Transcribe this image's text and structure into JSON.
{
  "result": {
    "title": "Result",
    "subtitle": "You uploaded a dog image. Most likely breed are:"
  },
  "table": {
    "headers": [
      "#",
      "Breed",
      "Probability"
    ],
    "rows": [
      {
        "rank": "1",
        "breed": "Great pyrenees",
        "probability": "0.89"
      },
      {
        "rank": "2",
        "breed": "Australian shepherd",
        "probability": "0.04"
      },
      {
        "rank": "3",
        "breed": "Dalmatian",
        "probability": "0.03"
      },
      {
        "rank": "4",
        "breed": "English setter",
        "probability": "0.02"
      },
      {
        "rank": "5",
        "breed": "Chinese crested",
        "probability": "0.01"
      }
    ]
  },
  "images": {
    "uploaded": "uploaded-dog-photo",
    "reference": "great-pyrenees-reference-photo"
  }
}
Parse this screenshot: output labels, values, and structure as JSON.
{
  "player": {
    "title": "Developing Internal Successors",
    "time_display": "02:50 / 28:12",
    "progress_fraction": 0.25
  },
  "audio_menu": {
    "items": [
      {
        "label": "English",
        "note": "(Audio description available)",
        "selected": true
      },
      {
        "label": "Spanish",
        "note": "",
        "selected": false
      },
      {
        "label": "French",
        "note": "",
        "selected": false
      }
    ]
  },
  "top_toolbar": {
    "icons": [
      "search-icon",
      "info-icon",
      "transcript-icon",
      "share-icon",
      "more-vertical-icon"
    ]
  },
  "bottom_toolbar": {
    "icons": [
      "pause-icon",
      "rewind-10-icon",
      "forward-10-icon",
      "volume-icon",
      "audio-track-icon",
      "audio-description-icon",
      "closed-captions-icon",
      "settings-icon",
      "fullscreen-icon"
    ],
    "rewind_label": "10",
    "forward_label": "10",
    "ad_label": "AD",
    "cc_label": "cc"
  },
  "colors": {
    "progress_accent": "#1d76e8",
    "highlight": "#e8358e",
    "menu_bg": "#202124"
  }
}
= = =
**PROBLEM STATEMENT:**
Print back all the lines verbatim.

**RESPONSE TO THE TASK:**
Transcribe this image's text and structure into JSON.
{
  "result": {
    "title": "Result",
    "subtitle": "You uploaded a dog image. Most likely breed are:"
  },
  "table": {
    "headers": [
      "#",
      "Breed",
      "Probability"
    ],
    "rows": [
      {
        "rank": "1",
        "breed": "Great pyrenees",
        "probability": "0.89"
      },
      {
        "rank": "2",
        "breed": "Australian shepherd",
        "probability": "0.04"
      },
      {
        "rank": "3",
        "breed": "Dalmatian",
        "probability": "0.03"
      },
      {
        "rank": "4",
        "breed": "English setter",
        "probability": "0.02"
      },
      {
        "rank": "5",
        "breed": "Chinese crested",
        "probability": "0.01"
      }
    ]
  },
  "images": {
    "uploaded": "uploaded-dog-photo",
    "reference": "great-pyrenees-reference-photo"
  }
}
Parse this screenshot: output labels, values, and structure as JSON.
{
  "player": {
    "title": "Developing Internal Successors",
    "time_display": "02:50 / 28:12",
    "progress_fraction": 0.25
  },
  "audio_menu": {
    "items": [
      {
        "label": "English",
        "note": "(Audio description available)",
        "selected": true
      },
      {
        "label": "Spanish",
        "note": "",
        "selected": false
      },
      {
        "label": "French",
        "note": "",
        "selected": false
      }
    ]
  },
  "top_toolbar": {
    "icons": [
      "search-icon",
      "info-icon",
      "transcript-icon",
      "share-icon",
      "more-vertical-icon"
    ]
  },
  "bottom_toolbar": {
    "icons": [
      "pause-icon",
      "rewind-10-icon",
      "forward-10-icon",
      "volume-icon",
      "audio-track-icon",
      "audio-description-icon",
      "closed-captions-icon",
      "settings-icon",
      "fullscreen-icon"
    ],
    "rewind_label": "10",
    "forward_label": "10",
    "ad_label": "AD",
    "cc_label": "cc"
  },
  "colors": {
    "progress_accent": "#1d76e8",
    "highlight": "#e8358e",
    "menu_bg": "#202124"
  }
}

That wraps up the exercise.